INSTRUCTION:
Scan the material below for the string "三峰双向", and copy every line where it shows up.

RECORDS SHOWN:
..............................

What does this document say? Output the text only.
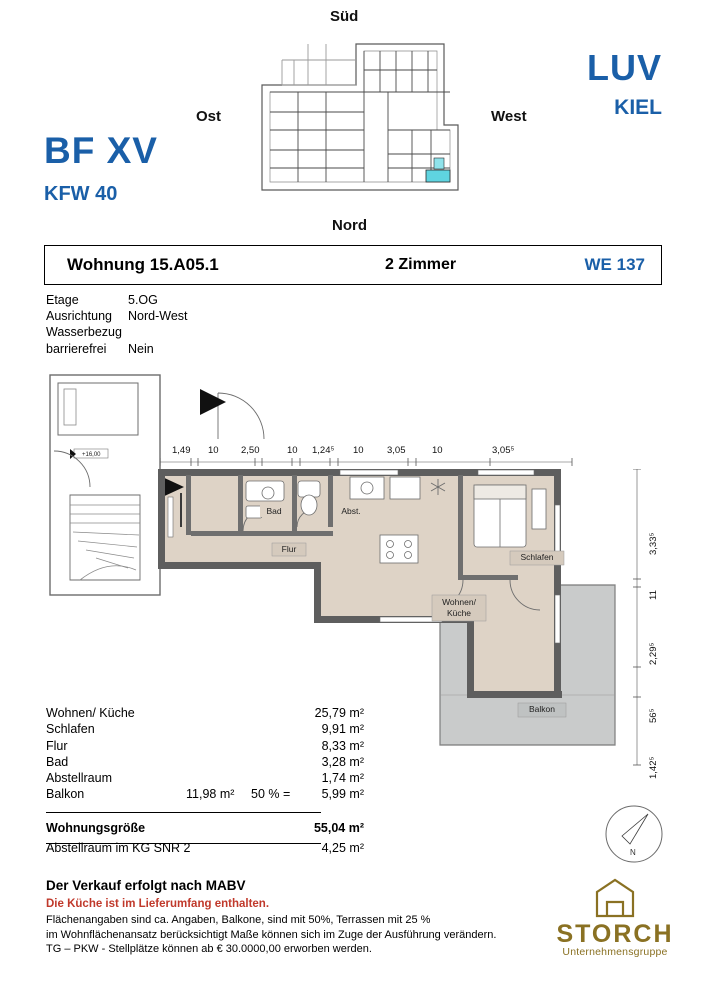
Süd
Ost	West
Nord
BF XV
KFW 40
LUV
KIEL
Wohnung 15.A05.1	2 Zimmer	WE 137
Etage	5.OG
Ausrichtung Nord-West
Wasserbezug
barrierefrei Nein
+16,00
Bad	Abst.
Flur
Schlafen
Wohnen/
Küche
Balkon
1,49 10 2,50	10 1,24⁵ 10 3,05	10	3,05⁵
3,33⁵
11
2,29⁵
56⁵
1,42⁵
Wohnen/ Küche	25,79 m²
Schlafen	9,91 m²
Flur	8,33 m²
Bad	3,28 m²
Abstellraum	1,74 m²
Balkon	11,98 m² 50 % =	5,99 m²
Wohnungsgröße	55,04 m²
Abstellraum im KG SNR 2	4,25 m²
Der Verkauf erfolgt nach MABV
Die Küche ist im Lieferumfang enthalten.
Flächenangaben sind ca. Angaben, Balkone, sind mit 50%, Terrassen mit 25 %
im Wohnflächenansatz berücksichtigt Maße können sich im Zuge der Ausführung verändern.
TG – PKW - Stellplätze können ab € 30.0000,00 erworben werden.
N
STORCH
Unternehmensgruppe
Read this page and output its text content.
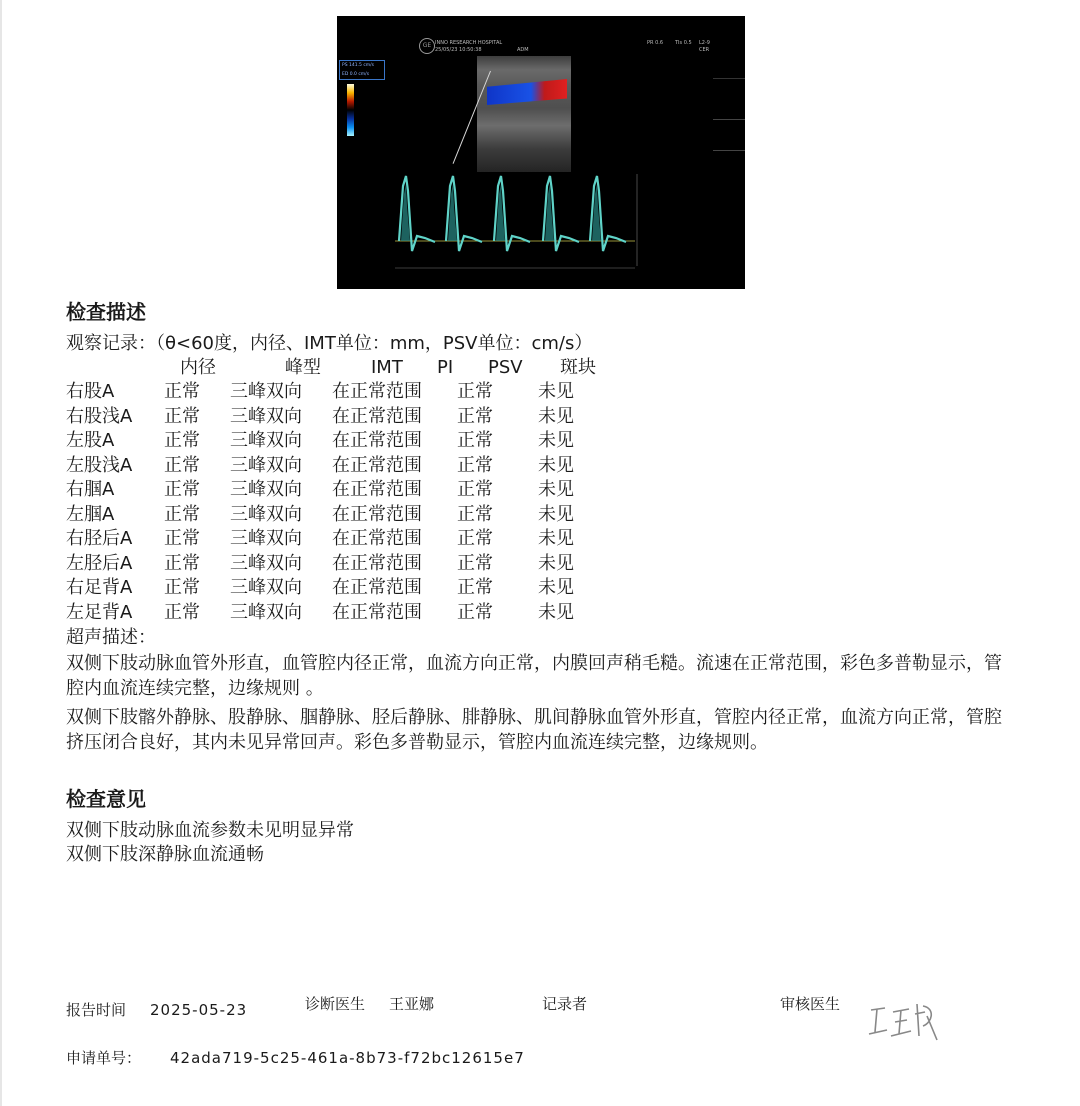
INNO RESEARCH HOSPITAL
25/05/23 10:50:38	ADM
PR 0.6 TIs 0.5 L2-9
CER
GE
PS 141.5 cm/s
ED 0.0 cm/s
检查描述
观察记录：（θ<60度，内径、IMT单位：mm，PSV单位：cm/s）
内径	峰型	IMT PI PSV 斑块
右股A	正常 三峰双向 在正常范围 正常	未见
右股浅A 正常 三峰双向 在正常范围 正常	未见
左股A	正常 三峰双向 在正常范围 正常	未见
左股浅A 正常 三峰双向 在正常范围 正常	未见
右腘A	正常 三峰双向 在正常范围 正常	未见
左腘A	正常 三峰双向 在正常范围 正常	未见
右胫后A 正常 三峰双向 在正常范围 正常	未见
左胫后A 正常 三峰双向 在正常范围 正常	未见
右足背A 正常 三峰双向 在正常范围 正常	未见
左足背A 正常 三峰双向 在正常范围 正常	未见
超声描述：
双侧下肢动脉血管外形直，血管腔内径正常，血流方向正常，内膜回声稍毛糙。流速在正常范围，彩色多普勒显示，管腔内血流连续完整，边缘规则 。
双侧下肢髂外静脉、股静脉、腘静脉、胫后静脉、腓静脉、肌间静脉血管外形直，管腔内径正常，血流方向正常，管腔挤压闭合良好，其内未见异常回声。彩色多普勒显示，管腔内血流连续完整，边缘规则。
检查意见
双侧下肢动脉血流参数未见明显异常
双侧下肢深静脉血流通畅
报告时间 2025-05-23	诊断医生 王亚娜	记录者	审核医生
申请单号： 42ada719-5c25-461a-8b73-f72bc12615e7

..............................

ANSWER BELOW:
右股A	正常 三峰双向 在正常范围 正常	未见
右股浅A 正常 三峰双向 在正常范围 正常	未见
左股A	正常 三峰双向 在正常范围 正常	未见
左股浅A 正常 三峰双向 在正常范围 正常	未见
右腘A	正常 三峰双向 在正常范围 正常	未见
左腘A	正常 三峰双向 在正常范围 正常	未见
右胫后A 正常 三峰双向 在正常范围 正常	未见
左胫后A 正常 三峰双向 在正常范围 正常	未见
右足背A 正常 三峰双向 在正常范围 正常	未见
左足背A 正常 三峰双向 在正常范围 正常	未见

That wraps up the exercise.